▶ INSTRUCTIONS FOR THE TASK: Return each line containing "name".

▶ RECORDS FOR THIS TASK:
━━━━━━━━━━━━━━━━━━━━

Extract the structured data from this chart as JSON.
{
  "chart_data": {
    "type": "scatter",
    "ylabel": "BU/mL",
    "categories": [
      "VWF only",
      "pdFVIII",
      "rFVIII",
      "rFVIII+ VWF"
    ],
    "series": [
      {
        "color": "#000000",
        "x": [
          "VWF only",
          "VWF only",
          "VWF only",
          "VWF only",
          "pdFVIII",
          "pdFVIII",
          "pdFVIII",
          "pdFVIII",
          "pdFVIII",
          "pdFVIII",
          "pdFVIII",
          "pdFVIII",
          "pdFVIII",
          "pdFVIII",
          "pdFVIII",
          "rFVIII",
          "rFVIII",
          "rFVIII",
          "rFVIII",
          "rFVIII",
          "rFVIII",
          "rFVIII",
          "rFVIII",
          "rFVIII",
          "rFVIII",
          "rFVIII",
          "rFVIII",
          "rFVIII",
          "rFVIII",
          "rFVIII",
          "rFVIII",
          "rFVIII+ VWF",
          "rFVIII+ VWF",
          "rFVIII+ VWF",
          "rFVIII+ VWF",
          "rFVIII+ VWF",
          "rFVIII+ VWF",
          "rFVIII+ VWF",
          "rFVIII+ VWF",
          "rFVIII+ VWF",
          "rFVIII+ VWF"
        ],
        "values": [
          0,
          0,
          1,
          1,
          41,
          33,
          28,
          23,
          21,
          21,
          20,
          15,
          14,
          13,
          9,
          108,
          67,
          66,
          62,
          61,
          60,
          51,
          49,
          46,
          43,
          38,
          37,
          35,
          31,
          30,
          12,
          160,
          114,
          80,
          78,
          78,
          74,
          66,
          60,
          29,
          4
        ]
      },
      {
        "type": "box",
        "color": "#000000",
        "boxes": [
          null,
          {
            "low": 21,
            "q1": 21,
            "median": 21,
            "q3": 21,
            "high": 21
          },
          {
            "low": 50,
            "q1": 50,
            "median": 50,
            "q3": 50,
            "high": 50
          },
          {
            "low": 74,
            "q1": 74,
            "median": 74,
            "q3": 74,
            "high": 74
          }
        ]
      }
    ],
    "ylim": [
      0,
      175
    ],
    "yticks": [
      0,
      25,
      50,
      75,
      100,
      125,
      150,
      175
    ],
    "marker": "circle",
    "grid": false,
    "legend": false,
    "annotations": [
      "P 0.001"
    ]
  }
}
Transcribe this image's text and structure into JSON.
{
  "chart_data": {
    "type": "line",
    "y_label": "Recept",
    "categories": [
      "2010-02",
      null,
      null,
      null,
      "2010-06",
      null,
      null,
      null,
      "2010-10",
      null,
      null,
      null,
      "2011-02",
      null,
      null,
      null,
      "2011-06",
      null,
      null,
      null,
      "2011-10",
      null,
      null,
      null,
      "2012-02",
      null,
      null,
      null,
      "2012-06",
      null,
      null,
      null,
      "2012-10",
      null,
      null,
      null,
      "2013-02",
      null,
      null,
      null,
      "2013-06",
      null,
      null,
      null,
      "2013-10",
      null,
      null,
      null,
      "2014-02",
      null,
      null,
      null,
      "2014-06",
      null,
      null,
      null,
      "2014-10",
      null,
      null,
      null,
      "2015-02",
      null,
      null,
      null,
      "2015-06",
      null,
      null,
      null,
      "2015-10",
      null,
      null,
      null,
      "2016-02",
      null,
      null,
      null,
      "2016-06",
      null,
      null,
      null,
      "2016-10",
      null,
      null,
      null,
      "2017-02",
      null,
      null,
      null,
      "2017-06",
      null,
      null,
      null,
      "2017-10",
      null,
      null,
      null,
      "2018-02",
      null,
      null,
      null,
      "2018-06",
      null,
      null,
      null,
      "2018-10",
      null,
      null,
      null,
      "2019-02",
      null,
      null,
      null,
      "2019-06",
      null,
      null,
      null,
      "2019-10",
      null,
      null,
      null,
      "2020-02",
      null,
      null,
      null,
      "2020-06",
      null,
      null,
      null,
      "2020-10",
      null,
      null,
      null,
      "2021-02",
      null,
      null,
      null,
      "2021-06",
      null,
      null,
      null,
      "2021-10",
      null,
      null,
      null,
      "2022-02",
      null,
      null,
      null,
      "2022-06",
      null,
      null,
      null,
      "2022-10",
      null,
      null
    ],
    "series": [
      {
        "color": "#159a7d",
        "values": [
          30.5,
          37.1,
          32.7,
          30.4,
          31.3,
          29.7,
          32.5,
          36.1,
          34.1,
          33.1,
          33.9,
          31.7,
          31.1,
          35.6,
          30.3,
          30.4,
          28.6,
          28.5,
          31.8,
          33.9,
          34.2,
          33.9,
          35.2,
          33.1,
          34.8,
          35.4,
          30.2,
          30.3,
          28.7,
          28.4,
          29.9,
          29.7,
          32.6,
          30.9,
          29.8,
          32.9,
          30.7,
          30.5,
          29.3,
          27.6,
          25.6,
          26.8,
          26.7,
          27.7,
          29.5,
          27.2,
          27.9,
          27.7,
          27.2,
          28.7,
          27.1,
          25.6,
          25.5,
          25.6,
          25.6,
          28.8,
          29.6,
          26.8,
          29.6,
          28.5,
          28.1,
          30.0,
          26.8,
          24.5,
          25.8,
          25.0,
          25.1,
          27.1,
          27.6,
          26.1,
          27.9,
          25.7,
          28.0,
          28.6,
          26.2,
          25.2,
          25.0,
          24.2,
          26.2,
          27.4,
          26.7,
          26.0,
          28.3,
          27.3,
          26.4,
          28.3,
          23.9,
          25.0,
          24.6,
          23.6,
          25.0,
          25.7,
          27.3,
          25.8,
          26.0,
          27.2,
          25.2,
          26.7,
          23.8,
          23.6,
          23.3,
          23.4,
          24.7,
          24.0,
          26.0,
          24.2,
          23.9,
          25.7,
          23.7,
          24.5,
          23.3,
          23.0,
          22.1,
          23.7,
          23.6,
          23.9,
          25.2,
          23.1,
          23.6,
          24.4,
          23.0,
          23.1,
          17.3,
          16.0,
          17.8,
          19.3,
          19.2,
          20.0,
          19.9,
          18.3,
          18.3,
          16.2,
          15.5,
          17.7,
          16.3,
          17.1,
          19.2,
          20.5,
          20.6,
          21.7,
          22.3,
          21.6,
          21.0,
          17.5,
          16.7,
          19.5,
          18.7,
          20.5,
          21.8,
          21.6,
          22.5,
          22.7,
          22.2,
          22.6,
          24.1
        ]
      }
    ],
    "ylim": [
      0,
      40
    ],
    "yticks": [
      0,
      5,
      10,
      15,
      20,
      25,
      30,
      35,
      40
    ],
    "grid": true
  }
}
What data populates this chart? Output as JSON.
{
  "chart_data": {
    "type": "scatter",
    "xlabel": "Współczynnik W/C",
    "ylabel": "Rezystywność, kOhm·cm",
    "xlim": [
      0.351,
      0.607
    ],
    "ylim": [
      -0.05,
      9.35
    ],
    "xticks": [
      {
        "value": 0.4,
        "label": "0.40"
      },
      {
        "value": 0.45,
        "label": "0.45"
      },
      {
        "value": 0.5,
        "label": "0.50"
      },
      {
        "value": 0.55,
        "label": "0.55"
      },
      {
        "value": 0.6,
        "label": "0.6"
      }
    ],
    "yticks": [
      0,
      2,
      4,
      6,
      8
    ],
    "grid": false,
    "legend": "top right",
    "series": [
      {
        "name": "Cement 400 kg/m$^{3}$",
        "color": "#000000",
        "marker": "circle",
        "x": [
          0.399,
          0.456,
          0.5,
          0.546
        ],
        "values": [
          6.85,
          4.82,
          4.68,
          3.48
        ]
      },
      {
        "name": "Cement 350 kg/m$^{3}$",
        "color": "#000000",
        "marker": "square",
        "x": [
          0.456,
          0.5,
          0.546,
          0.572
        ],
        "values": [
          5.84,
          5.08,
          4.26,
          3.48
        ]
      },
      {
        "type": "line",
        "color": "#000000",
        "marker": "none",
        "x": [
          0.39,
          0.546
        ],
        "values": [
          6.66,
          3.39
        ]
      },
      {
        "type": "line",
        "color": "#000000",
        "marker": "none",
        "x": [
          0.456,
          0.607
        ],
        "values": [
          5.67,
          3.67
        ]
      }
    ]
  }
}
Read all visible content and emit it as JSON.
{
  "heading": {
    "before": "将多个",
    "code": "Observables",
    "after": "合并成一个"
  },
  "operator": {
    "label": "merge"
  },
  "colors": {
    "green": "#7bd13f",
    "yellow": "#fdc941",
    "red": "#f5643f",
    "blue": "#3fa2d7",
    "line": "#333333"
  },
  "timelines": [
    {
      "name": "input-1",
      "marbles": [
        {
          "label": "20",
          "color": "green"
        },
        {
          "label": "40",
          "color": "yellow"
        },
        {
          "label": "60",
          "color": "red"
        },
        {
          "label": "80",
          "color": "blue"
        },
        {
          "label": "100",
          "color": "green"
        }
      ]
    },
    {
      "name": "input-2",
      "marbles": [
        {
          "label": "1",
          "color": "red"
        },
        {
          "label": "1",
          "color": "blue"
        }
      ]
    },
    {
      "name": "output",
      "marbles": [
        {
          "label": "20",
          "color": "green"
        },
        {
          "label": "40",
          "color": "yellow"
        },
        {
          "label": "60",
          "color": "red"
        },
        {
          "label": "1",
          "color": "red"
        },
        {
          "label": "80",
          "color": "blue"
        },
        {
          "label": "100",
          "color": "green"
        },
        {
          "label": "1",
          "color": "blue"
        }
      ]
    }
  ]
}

━━━━━━━━━━━━━━━━━━━━

▶ CORRECT ANSWER:
        "name": "Cement 400 kg/m$^{3}$",
        "name": "Cement 350 kg/m$^{3}$",
      "name": "input-1",
      "name": "input-2",
      "name": "output",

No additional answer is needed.